## WRITTEN REQUEST
Skip all pictures, then print the remaining material exactly.

——

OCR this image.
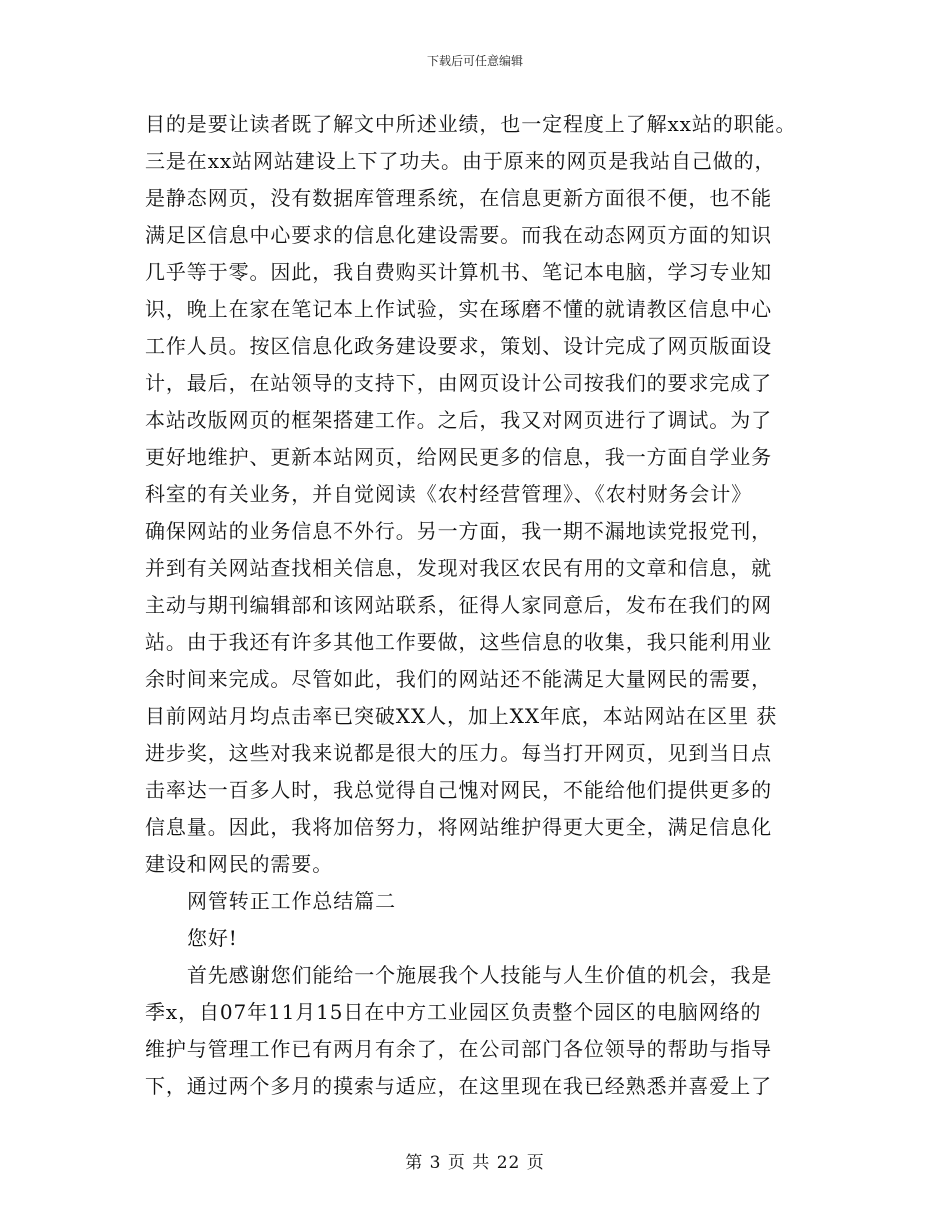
下载后可任意编辑
目的是要让读者既了解文中所述业绩，也一定程度上了解xx站的职能。
三是在xx站网站建设上下了功夫。由于原来的网页是我站自己做的，
是静态网页，没有数据库管理系统，在信息更新方面很不便，也不能
满足区信息中心要求的信息化建设需要。而我在动态网页方面的知识
几乎等于零。因此，我自费购买计算机书、笔记本电脑，学习专业知
识，晚上在家在笔记本上作试验，实在琢磨不懂的就请教区信息中心
工作人员。按区信息化政务建设要求，策划、设计完成了网页版面设
计，最后，在站领导的支持下，由网页设计公司按我们的要求完成了
本站改版网页的框架搭建工作。之后，我又对网页进行了调试。为了
更好地维护、更新本站网页，给网民更多的信息，我一方面自学业务
科室的有关业务，并自觉阅读《农村经营管理》、《农村财务会计》
确保网站的业务信息不外行。另一方面，我一期不漏地读党报党刊，
并到有关网站查找相关信息，发现对我区农民有用的文章和信息，就
主动与期刊编辑部和该网站联系，征得人家同意后，发布在我们的网
站。由于我还有许多其他工作要做，这些信息的收集，我只能利用业
余时间来完成。尽管如此，我们的网站还不能满足大量网民的需要，
目前网站月均点击率已突破XX人，加上XX年底，本站网站在区里 获
进步奖，这些对我来说都是很大的压力。每当打开网页，见到当日点
击率达一百多人时，我总觉得自己愧对网民，不能给他们提供更多的
信息量。因此，我将加倍努力，将网站维护得更大更全，满足信息化
建设和网民的需要。
网管转正工作总结篇二
您好!
首先感谢您们能给一个施展我个人技能与人生价值的机会，我是
季x，自07年11月15日在中方工业园区负责整个园区的电脑网络的
维护与管理工作已有两月有余了，在公司部门各位领导的帮助与指导
下，通过两个多月的摸索与适应，在这里现在我已经熟悉并喜爱上了
第 3 页 共 22 页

——

## FINAL ANSWER
OCR this image.
下载后可任意编辑
目的是要让读者既了解文中所述业绩，也一定程度上了解xx站的职能。
三是在xx站网站建设上下了功夫。由于原来的网页是我站自己做的，
是静态网页，没有数据库管理系统，在信息更新方面很不便，也不能
满足区信息中心要求的信息化建设需要。而我在动态网页方面的知识
几乎等于零。因此，我自费购买计算机书、笔记本电脑，学习专业知
识，晚上在家在笔记本上作试验，实在琢磨不懂的就请教区信息中心
工作人员。按区信息化政务建设要求，策划、设计完成了网页版面设
计，最后，在站领导的支持下，由网页设计公司按我们的要求完成了
本站改版网页的框架搭建工作。之后，我又对网页进行了调试。为了
更好地维护、更新本站网页，给网民更多的信息，我一方面自学业务
科室的有关业务，并自觉阅读《农村经营管理》、《农村财务会计》
确保网站的业务信息不外行。另一方面，我一期不漏地读党报党刊，
并到有关网站查找相关信息，发现对我区农民有用的文章和信息，就
主动与期刊编辑部和该网站联系，征得人家同意后，发布在我们的网
站。由于我还有许多其他工作要做，这些信息的收集，我只能利用业
余时间来完成。尽管如此，我们的网站还不能满足大量网民的需要，
目前网站月均点击率已突破XX人，加上XX年底，本站网站在区里 获
进步奖，这些对我来说都是很大的压力。每当打开网页，见到当日点
击率达一百多人时，我总觉得自己愧对网民，不能给他们提供更多的
信息量。因此，我将加倍努力，将网站维护得更大更全，满足信息化
建设和网民的需要。
网管转正工作总结篇二
您好!
首先感谢您们能给一个施展我个人技能与人生价值的机会，我是
季x，自07年11月15日在中方工业园区负责整个园区的电脑网络的
维护与管理工作已有两月有余了，在公司部门各位领导的帮助与指导
下，通过两个多月的摸索与适应，在这里现在我已经熟悉并喜爱上了
第 3 页 共 22 页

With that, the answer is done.